Records that describe figures ▸
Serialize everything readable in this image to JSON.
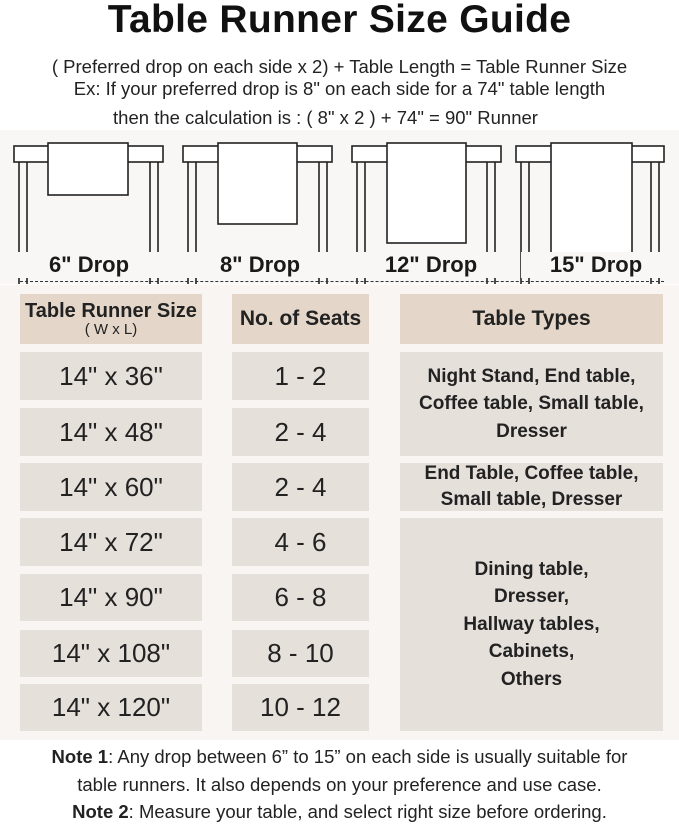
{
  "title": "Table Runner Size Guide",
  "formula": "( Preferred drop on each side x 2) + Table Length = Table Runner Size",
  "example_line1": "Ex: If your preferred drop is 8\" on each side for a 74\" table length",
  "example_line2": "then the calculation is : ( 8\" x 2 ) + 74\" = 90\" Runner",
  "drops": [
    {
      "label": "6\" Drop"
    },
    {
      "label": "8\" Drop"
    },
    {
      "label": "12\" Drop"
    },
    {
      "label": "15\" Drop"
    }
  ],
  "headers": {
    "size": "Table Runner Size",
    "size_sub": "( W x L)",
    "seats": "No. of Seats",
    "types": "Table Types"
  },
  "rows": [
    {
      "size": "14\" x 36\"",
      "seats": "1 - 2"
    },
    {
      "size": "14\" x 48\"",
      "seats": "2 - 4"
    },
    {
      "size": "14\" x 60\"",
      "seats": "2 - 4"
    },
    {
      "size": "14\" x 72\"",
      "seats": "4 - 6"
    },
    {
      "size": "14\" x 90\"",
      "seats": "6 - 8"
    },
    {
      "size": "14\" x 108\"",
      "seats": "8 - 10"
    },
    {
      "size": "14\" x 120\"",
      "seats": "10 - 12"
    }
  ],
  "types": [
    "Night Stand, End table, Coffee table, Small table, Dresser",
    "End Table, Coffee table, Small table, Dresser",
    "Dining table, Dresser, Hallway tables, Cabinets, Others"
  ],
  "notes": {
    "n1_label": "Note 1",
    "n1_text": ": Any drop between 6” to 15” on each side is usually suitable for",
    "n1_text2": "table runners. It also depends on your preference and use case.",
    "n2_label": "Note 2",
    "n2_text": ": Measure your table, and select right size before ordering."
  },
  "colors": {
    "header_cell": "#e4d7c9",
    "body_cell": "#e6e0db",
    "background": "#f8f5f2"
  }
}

Objective ▸
Images in the data above are to be skipped. Retype all other material exactly.

Completed task ▸
Serialize everything readable in this image to JSON.
{
  "title": "Table Runner Size Guide",
  "formula": "( Preferred drop on each side x 2) + Table Length = Table Runner Size",
  "example_line1": "Ex: If your preferred drop is 8\" on each side for a 74\" table length",
  "example_line2": "then the calculation is : ( 8\" x 2 ) + 74\" = 90\" Runner",
  "drops": [
    {
      "label": "6\" Drop"
    },
    {
      "label": "8\" Drop"
    },
    {
      "label": "12\" Drop"
    },
    {
      "label": "15\" Drop"
    }
  ],
  "headers": {
    "size": "Table Runner Size",
    "size_sub": "( W x L)",
    "seats": "No. of Seats",
    "types": "Table Types"
  },
  "rows": [
    {
      "size": "14\" x 36\"",
      "seats": "1 - 2"
    },
    {
      "size": "14\" x 48\"",
      "seats": "2 - 4"
    },
    {
      "size": "14\" x 60\"",
      "seats": "2 - 4"
    },
    {
      "size": "14\" x 72\"",
      "seats": "4 - 6"
    },
    {
      "size": "14\" x 90\"",
      "seats": "6 - 8"
    },
    {
      "size": "14\" x 108\"",
      "seats": "8 - 10"
    },
    {
      "size": "14\" x 120\"",
      "seats": "10 - 12"
    }
  ],
  "types": [
    "Night Stand, End table, Coffee table, Small table, Dresser",
    "End Table, Coffee table, Small table, Dresser",
    "Dining table, Dresser, Hallway tables, Cabinets, Others"
  ],
  "notes": {
    "n1_label": "Note 1",
    "n1_text": ": Any drop between 6” to 15” on each side is usually suitable for",
    "n1_text2": "table runners. It also depends on your preference and use case.",
    "n2_label": "Note 2",
    "n2_text": ": Measure your table, and select right size before ordering."
  },
  "colors": {
    "header_cell": "#e4d7c9",
    "body_cell": "#e6e0db",
    "background": "#f8f5f2"
  }
}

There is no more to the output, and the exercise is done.